* [Your task]: Render the part of the records that opens with the line containing "option-label: Excellet (79, 911, 129, 927)" and closes with the line containing "available-to-start-input[interactable] (301, 260, 525, 300)" as a numbered list, leaving out blank lines.

# start of Supplied material

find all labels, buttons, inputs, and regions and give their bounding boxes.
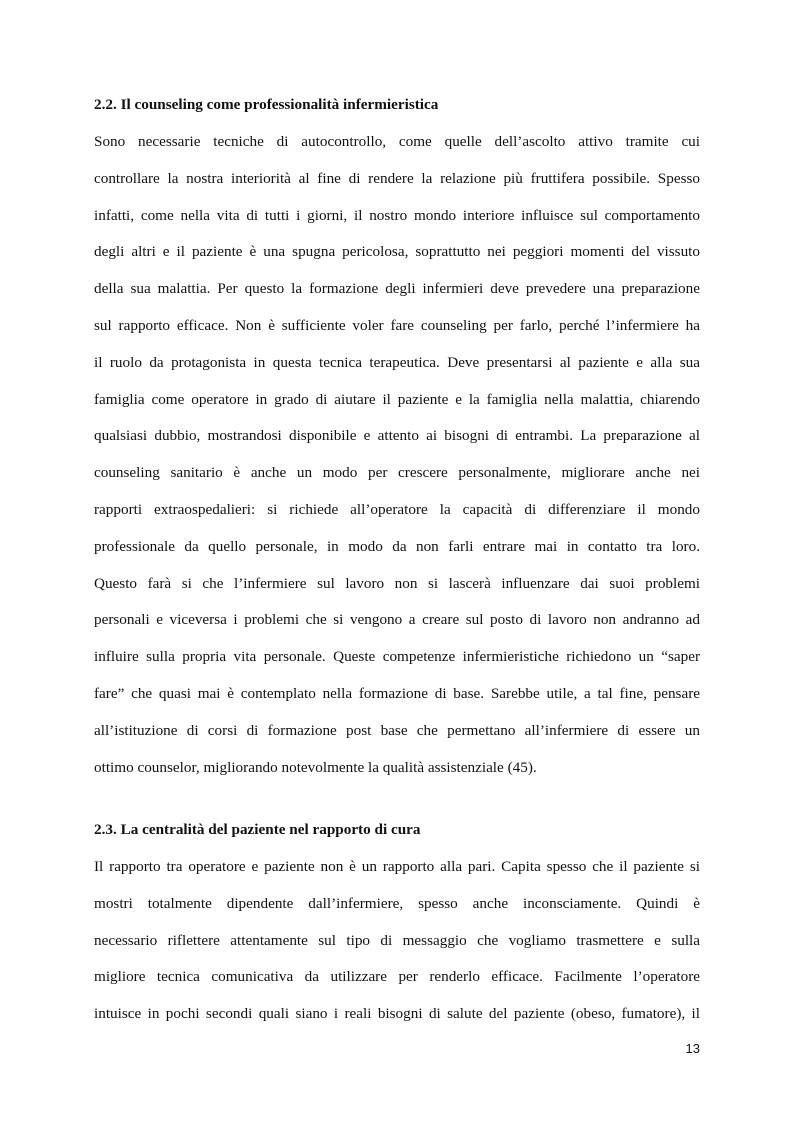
text-line: Il rapporto tra operatore e paziente non è un rapporto alla pari. Capita spesso che il paziente si [94,858,700,875]
text-line: infatti, come nella vita di tutti i giorni, il nostro mondo interiore influisce sul comportamento [94,206,700,224]
text-line: ottimo counselor, migliorando notevolmente la qualità assistenziale (45). [94,758,537,776]
section-heading: 2.2. Il counseling come professionalità infermieristica [94,96,439,113]
text-line: rapporti extraospedalieri: si richiede all’operatore la capacità di differenziare il mondo [94,500,700,518]
paragraph [94,857,700,1041]
text-line: fare” che quasi mai è contemplato nella formazione di base. Sarebbe utile, a tal fine, pensare [94,684,700,702]
text-line: influire sulla propria vita personale. Queste competenze infermieristiche richiedono un “saper [94,648,700,666]
text-line: della sua malattia. Per questo la formazione degli infermieri deve prevedere una preparazione [94,280,700,298]
text-line: Questo farà si che l’infermiere sul lavoro non si lascerà influenzare dai suoi problemi [94,574,700,592]
section-heading: 2.3. La centralità del paziente nel rapporto di cura [94,821,421,838]
text-line: mostri totalmente dipendente dall’infermiere, spesso anche inconsciamente. Quindi è [94,894,700,912]
text-line: qualsiasi dubbio, mostrandosi disponibile e attento ai bisogni di entrambi. La preparazione al [94,427,700,445]
section-counseling [94,95,700,794]
text-line: il ruolo da protagonista in questa tecnica terapeutica. Deve presentarsi al paziente e alla sua [94,353,700,371]
text-line: professionale da quello personale, in modo da non farli entrare mai in contatto tra loro. [94,537,700,555]
paragraph [94,132,700,794]
text-line: counseling sanitario è anche un modo per crescere personalmente, migliorare anche nei [94,464,700,482]
text-line: famiglia come operatore in grado di aiutare il paziente e la famiglia nella malattia, chiarendo [94,390,700,408]
text-line: controllare la nostra interiorità al fine di rendere la relazione più fruttifera possibile. Spesso [94,169,700,187]
text-line: all’istituzione di corsi di formazione post base che permettano all’infermiere di essere un [94,721,700,739]
text-line: Sono necessarie tecniche di autocontrollo, come quelle dell’ascolto attivo tramite cui [94,133,700,150]
section-patient-centrality [94,820,700,1041]
text-line: migliore tecnica comunicativa da utilizzare per renderlo efficace. Facilmente l’operatore [94,968,700,986]
text-line: personali e viceversa i problemi che si vengono a creare sul posto di lavoro non andranno ad [94,611,700,629]
text-line: sul rapporto efficace. Non è sufficiente voler fare counseling per farlo, perché l’infermiere ha [94,316,700,334]
text-line: degli altri e il paziente è una spugna pericolosa, soprattutto nei peggiori momenti del vissuto [94,243,700,261]
text-line: necessario riflettere attentamente sul tipo di messaggio che vogliamo trasmettere e sulla [94,931,700,949]
text-line: intuisce in pochi secondi quali siano i reali bisogni di salute del paziente (obeso, fumatore), il [94,1005,700,1023]
page-number: 13 [685,1041,700,1056]
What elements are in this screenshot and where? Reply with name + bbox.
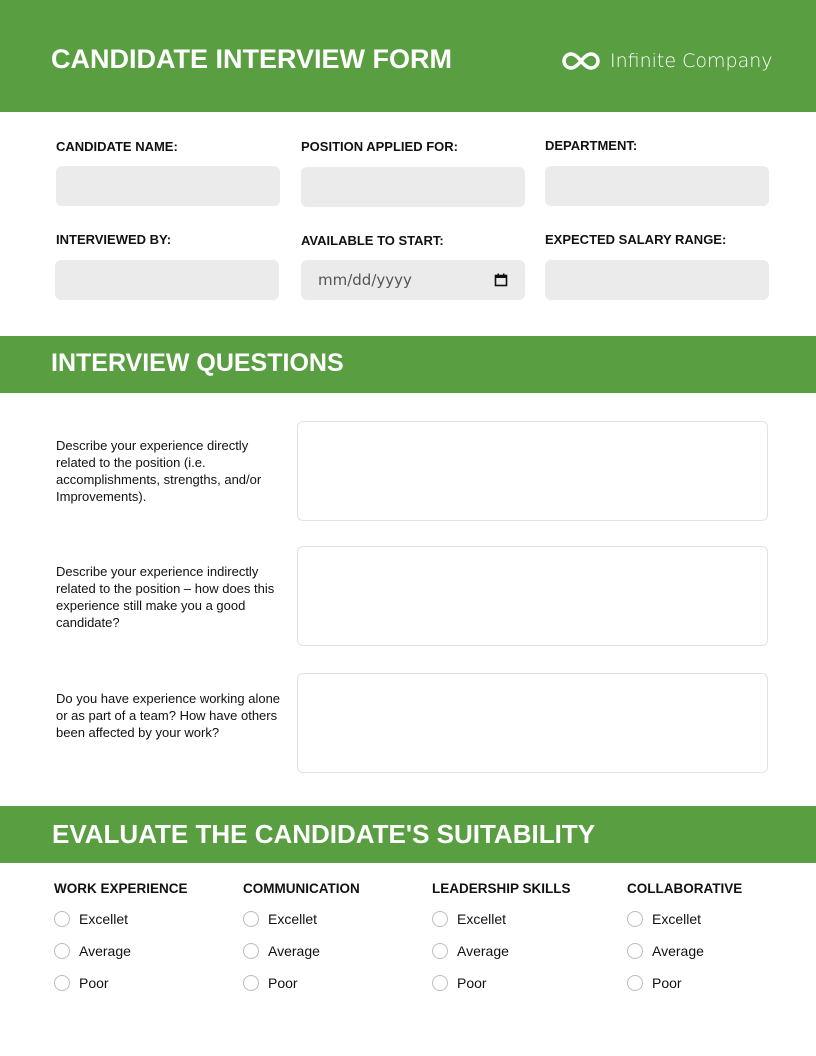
option-label: Excellet (79, 911, 129, 927)
candidate-name-label: CANDIDATE NAME: (56, 139, 178, 154)
option-label: Excellet (268, 911, 318, 927)
option-label: Poor (652, 975, 682, 991)
option-label: Poor (268, 975, 298, 991)
available-to-start-input[interactable] (301, 260, 525, 300)
evaluation-category: LEADERSHIP SKILLS (432, 881, 571, 896)
radio-button[interactable] (627, 975, 643, 991)
infinity-icon (560, 50, 602, 72)
evaluation-title: EVALUATE THE CANDIDATE'S SUITABILITY (52, 819, 596, 849)
department-input[interactable] (545, 166, 769, 206)
radio-button[interactable] (243, 911, 259, 927)
available-to-start-label: AVAILABLE TO START: (301, 233, 444, 248)
candidate-name-input[interactable] (56, 166, 280, 206)
radio-button[interactable] (243, 975, 259, 991)
evaluation-category: COMMUNICATION (243, 881, 360, 896)
position-label: POSITION APPLIED FOR: (301, 139, 458, 154)
evaluation-option[interactable] (54, 943, 131, 959)
question-1: Describe your experience directly related to the position (i.e. accomplishments, strengths, and/or Improvements). (56, 438, 262, 504)
interviewed-by-label: INTERVIEWED BY: (56, 232, 172, 247)
salary-range-label: EXPECTED SALARY RANGE: (545, 232, 727, 247)
option-label: Poor (79, 975, 109, 991)
option-label: Average (652, 943, 704, 959)
company-logo (560, 50, 773, 72)
evaluation-banner (0, 806, 816, 863)
option-label: Average (79, 943, 131, 959)
option-label: Excellet (652, 911, 702, 927)
department-label: DEPARTMENT: (545, 138, 638, 153)
questions-title: INTERVIEW QUESTIONS (51, 349, 344, 377)
interviewed-by-input[interactable] (55, 260, 279, 300)
question-3: Do you have experience working alone or as part of a team? How have others been affected by your work? (56, 691, 281, 740)
date-placeholder: mm/dd/yyyy (318, 271, 412, 289)
option-label: Excellet (457, 911, 507, 927)
evaluation-category: WORK EXPERIENCE (54, 881, 188, 896)
questions-banner (0, 336, 816, 393)
evaluation-option[interactable] (243, 975, 298, 991)
question-2: Describe your experience indirectly related to the position – how does this experience still make you a good candidate? (56, 564, 275, 630)
option-label: Average (457, 943, 509, 959)
radio-button[interactable] (54, 911, 70, 927)
radio-button[interactable] (54, 943, 70, 959)
radio-button[interactable] (243, 943, 259, 959)
radio-button[interactable] (54, 975, 70, 991)
option-label: Poor (457, 975, 487, 991)
radio-button[interactable] (432, 943, 448, 959)
evaluation-option[interactable] (432, 943, 509, 959)
evaluation-option[interactable] (243, 943, 320, 959)
evaluation-option[interactable] (432, 975, 487, 991)
evaluation-option[interactable] (432, 911, 506, 927)
radio-button[interactable] (627, 943, 643, 959)
evaluation-option[interactable] (627, 975, 682, 991)
radio-button[interactable] (432, 975, 448, 991)
answer-2-textarea[interactable] (297, 546, 768, 646)
calendar-icon[interactable] (494, 273, 508, 287)
salary-range-input[interactable] (545, 260, 769, 300)
evaluation-option[interactable] (243, 911, 317, 927)
radio-button[interactable] (627, 911, 643, 927)
logo-text: Infinite Company (610, 50, 773, 72)
answer-1-textarea[interactable] (297, 421, 768, 521)
radio-button[interactable] (432, 911, 448, 927)
evaluation-option[interactable] (54, 911, 128, 927)
option-label: Average (268, 943, 320, 959)
evaluation-option[interactable] (627, 911, 701, 927)
evaluation-category: COLLABORATIVE (627, 881, 743, 896)
form-title: CANDIDATE INTERVIEW FORM (51, 44, 452, 74)
position-input[interactable] (301, 167, 525, 207)
answer-3-textarea[interactable] (297, 673, 768, 773)
evaluation-option[interactable] (627, 943, 704, 959)
evaluation-option[interactable] (54, 975, 109, 991)
header-banner (0, 0, 816, 112)
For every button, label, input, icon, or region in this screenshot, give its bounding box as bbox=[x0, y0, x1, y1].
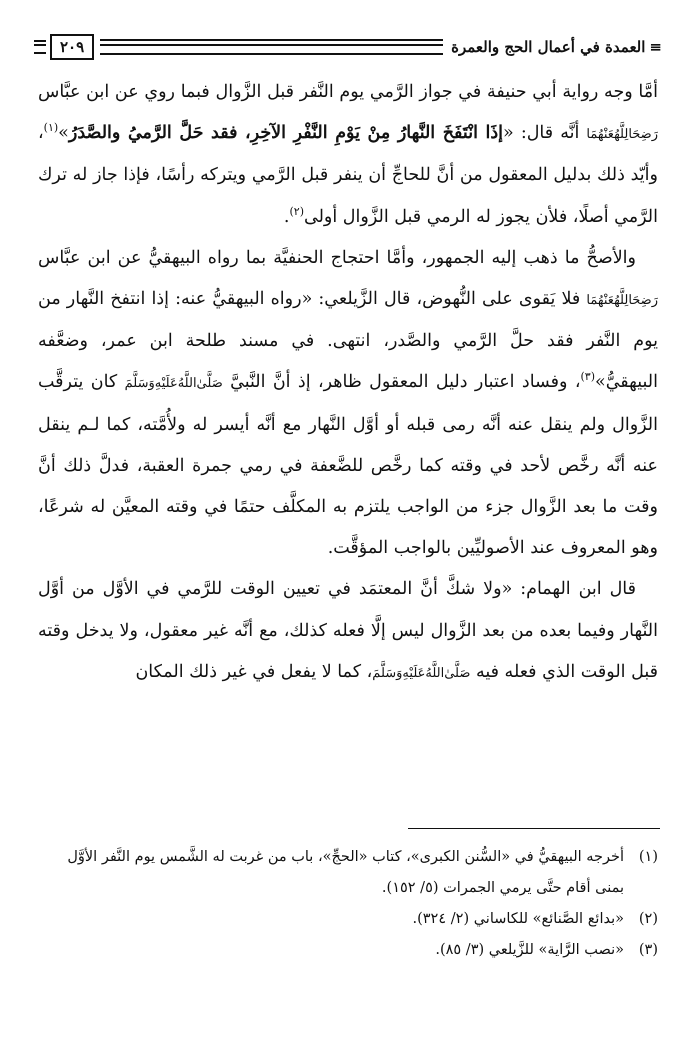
header-title bbox=[451, 38, 662, 56]
footnote-text: أخرجه البيهقيُّ في «السُّنن الكبرى»، كتاب «الحجِّ»، باب من غربت له الشَّمس يوم النَّفر الأوَّل بمنى أقام حتَّى يرمي الجمرات (٥/ ١٥٢). bbox=[67, 849, 624, 896]
honorific: صَلَّىٰ‌اللَّهُ‌عَلَيْهِ‌وَسَلَّمَ bbox=[372, 665, 471, 681]
text-run: . bbox=[283, 206, 290, 227]
main-text bbox=[38, 72, 658, 694]
paragraph-1 bbox=[38, 72, 658, 238]
footnote bbox=[38, 842, 658, 904]
text-run: أنَّه قال: « bbox=[503, 123, 587, 144]
footnote-text: «بدائع الصَّنائع» للكاساني (٢/ ٣٢٤). bbox=[412, 911, 624, 927]
footnote bbox=[38, 935, 658, 966]
text-run: أمَّا وجه رواية أبي حنيفة في جواز الرَّمي يوم النَّفر قبل الزَّوال فبما روي عن ابن عبَّاس bbox=[38, 82, 658, 102]
paragraph-3 bbox=[38, 569, 658, 694]
honorific: صَلَّىٰ‌اللَّهُ‌عَلَيْهِ‌وَسَلَّمَ bbox=[124, 376, 223, 392]
footnote-text: «نصب الرَّاية» للزَّيلعي (٣/ ٨٥). bbox=[435, 942, 624, 958]
text-run: » bbox=[58, 123, 69, 144]
text-run: ، وأيّد ذلك بدليل المعقول من أنَّ للحاجِّ أن ينفر قبل الرَّمي ويتركه رأسًا، فإذا جاز له ترك الرَّمي أصلًا، فلأن يجوز له الرمي قبل الزَّوال أولى bbox=[38, 123, 658, 227]
footnote-ref-2[interactable]: (٢) bbox=[289, 204, 305, 218]
footnotes bbox=[38, 842, 658, 966]
header-title-text: العمدة في أعمال الحج والعمرة bbox=[451, 38, 646, 56]
footnote-separator bbox=[408, 828, 660, 829]
text-run: والأصحُّ ما ذهب إليه الجمهور، وأمَّا احتجاج الحنفيَّة بما رواه البيهقيُّ عن ابن عبَّاس bbox=[38, 247, 636, 268]
page-number: ٢٠٩ bbox=[50, 34, 94, 60]
running-header bbox=[34, 32, 662, 62]
header-mark: ≡ bbox=[649, 38, 662, 56]
text-run: قال ابن الهمام: «ولا شكَّ أنَّ المعتمَد في تعيين الوقت للرَّمي في الأوَّل من أوَّل النَّهار وفيما بعده من بعد الزَّوال ليس إلَّا فعله كذلك، مع أنَّه غير معقول، ولا يدخل وقته قبل الوقت الذي فعله فيه bbox=[38, 579, 658, 682]
footnote-ref-3[interactable]: (٣) bbox=[580, 370, 596, 384]
text-run: ، وفساد اعتبار دليل المعقول ظاهر، إذ أنَّ النَّبيَّ bbox=[222, 372, 581, 393]
honorific: رَضِحَالِلَّهُعَنْهُمَا bbox=[586, 293, 658, 309]
footnote bbox=[38, 904, 658, 935]
text-run: ، كما لا يفعل في غير ذلك المكان bbox=[135, 661, 373, 682]
text-run: فلا يَقوى على النُّهوض، قال الزَّيلعي: «رواه البيهقيُّ عنه: إذا انتفخ النَّهار من يوم النَّفر فقد حلَّ الرَّمي والصَّدر، انتهى. في مسند طلحة ابن عمر، وضعَّفه البيهقيُّ» bbox=[38, 289, 658, 393]
footnote-number: (٣) bbox=[638, 942, 658, 958]
hadith-quote: إذَا انْتَفَخَ النَّهارُ مِنْ يَوْمِ النَّفْرِ الآخِرِ، فقد حَلَّ الرَّميُ والصَّدَرُ bbox=[68, 123, 504, 144]
paragraph-2 bbox=[38, 238, 658, 570]
footnote-number: (٢) bbox=[638, 911, 658, 927]
footnote-ref-1[interactable]: (١) bbox=[43, 121, 59, 135]
text-run: كان يترقَّب الزَّوال ولم ينقل عنه أنَّه رمى قبله أو أوَّل النَّهار مع أنَّه أيسر له ولأُمَّته، كما لـم ينقل عنه أنَّه رخَّص لأحد في وقته كما رخَّص للضَّعفة في رمي جمرة العقبة، فدلَّ ذلك أنَّ وقت ما بعد الزَّوال جزء من الواجب يلتزم به المكلَّف حتمًا في وقته المعيَّن له شرعًا، وهو المعروف عند الأصوليِّين بالواجب المؤقَّت. bbox=[38, 372, 658, 559]
footnote-number: (١) bbox=[638, 849, 658, 865]
honorific: رَضِحَالِلَّهُعَنْهُمَا bbox=[586, 127, 658, 143]
header-end-rule bbox=[34, 40, 46, 54]
header-rule bbox=[100, 39, 443, 55]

# end of Supplied material

* [Completed task]:
1. option-label: Excellet (79, 911, 129, 927)
2. candidate-name-label: CANDIDATE NAME: (56, 139, 178, 154)
3. option-label: Excellet (268, 911, 318, 927)
4. option-label: Poor (652, 975, 682, 991)
5. option-label: Poor (268, 975, 298, 991)
6. available-to-start-input[interactable] (301, 260, 525, 300)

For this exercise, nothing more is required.